* Given task *
Your task is to gather the lines below that hold the string "text".

* Excerpted data *
begin

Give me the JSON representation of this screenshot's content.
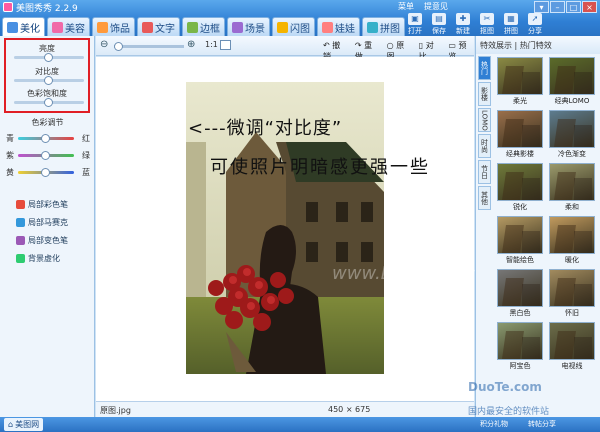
{
  "window": {
    "title": "美图秀秀 2.2.9",
    "top_menu": [
      "菜单",
      "提意见"
    ],
    "right_tools": [
      "打开",
      "保存",
      "新建",
      "抠图",
      "拼图",
      "分享"
    ]
  },
  "tabs": [
    {
      "label": "美化",
      "icon": "beautify-icon",
      "color": "#4a90e2"
    },
    {
      "label": "美容",
      "icon": "face-icon",
      "color": "#f06aa8"
    },
    {
      "label": "饰品",
      "icon": "accessory-icon",
      "color": "#ff9a3c"
    },
    {
      "label": "文字",
      "icon": "text-icon",
      "color": "#e85a5a"
    },
    {
      "label": "边框",
      "icon": "frame-icon",
      "color": "#7ab648"
    },
    {
      "label": "场景",
      "icon": "scene-icon",
      "color": "#9b6bd1"
    },
    {
      "label": "闪图",
      "icon": "flash-icon",
      "color": "#f5b400"
    },
    {
      "label": "娃娃",
      "icon": "doll-icon",
      "color": "#ff7f7f"
    },
    {
      "label": "拼图",
      "icon": "puzzle-icon",
      "color": "#36b0c9"
    }
  ],
  "left_panel": {
    "brightness_label": "亮度",
    "contrast_label": "对比度",
    "saturation_label": "色彩饱和度",
    "brightness_value": 0.5,
    "contrast_value": 0.5,
    "saturation_value": 0.5,
    "color_adjust_title": "色彩调节",
    "color_rows": [
      {
        "left": "青",
        "right": "红",
        "value": 0.5
      },
      {
        "left": "紫",
        "right": "绿",
        "value": 0.5
      },
      {
        "left": "黄",
        "right": "蓝",
        "value": 0.5
      }
    ],
    "tools": [
      {
        "label": "局部彩色笔",
        "color": "#e74c3c"
      },
      {
        "label": "局部马赛克",
        "color": "#3498db"
      },
      {
        "label": "局部变色笔",
        "color": "#9b59b6"
      },
      {
        "label": "背景虚化",
        "color": "#2ecc71"
      }
    ]
  },
  "toolbar": {
    "zoom_label": "1:1",
    "undo": "撤销",
    "redo": "重做",
    "original": "原图",
    "compare": "对比",
    "preview": "预览"
  },
  "annotation": {
    "line1": "<---微调“对比度”",
    "line2": "可使照片明暗感更强一些"
  },
  "status": {
    "filename": "原图.jpg",
    "dimensions": "450 × 675"
  },
  "right_panel": {
    "header": "特效展示 | 热门特效",
    "vertical_tabs": [
      "热门",
      "影楼",
      "LOMO",
      "时尚",
      "节日",
      "其他"
    ],
    "effects": [
      {
        "label": "柔光",
        "color": "#8a8a44"
      },
      {
        "label": "经典LOMO",
        "color": "#5b6b2a"
      },
      {
        "label": "经典影楼",
        "color": "#9a6f4b"
      },
      {
        "label": "冷色渐变",
        "color": "#5d7c8f"
      },
      {
        "label": "锐化",
        "color": "#6f7a3a"
      },
      {
        "label": "柔和",
        "color": "#9b9a6c"
      },
      {
        "label": "智能绘色",
        "color": "#b59a63"
      },
      {
        "label": "暖化",
        "color": "#c19a5e"
      },
      {
        "label": "黑白色",
        "color": "#777777"
      },
      {
        "label": "怀旧",
        "color": "#a28b5f"
      },
      {
        "label": "阿宝色",
        "color": "#8a9a70"
      },
      {
        "label": "电视线",
        "color": "#6c6d4a"
      }
    ]
  },
  "bottom": {
    "home": "美图网",
    "gift": "积分礼物",
    "share": "转帖分享"
  },
  "watermarks": {
    "site": "DuoTe.com",
    "slogan": "国内最安全的软件站",
    "canvas": "www.DuoTe.com"
  }
}
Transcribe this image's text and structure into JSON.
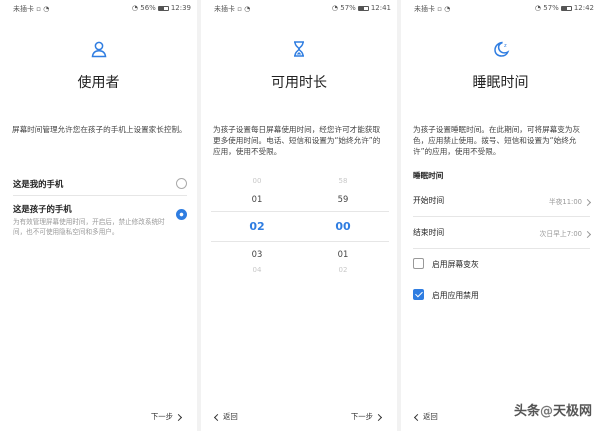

end

* Task answer *
      "icon": "text-icon",
Transcribe this image's text and structure into JSON.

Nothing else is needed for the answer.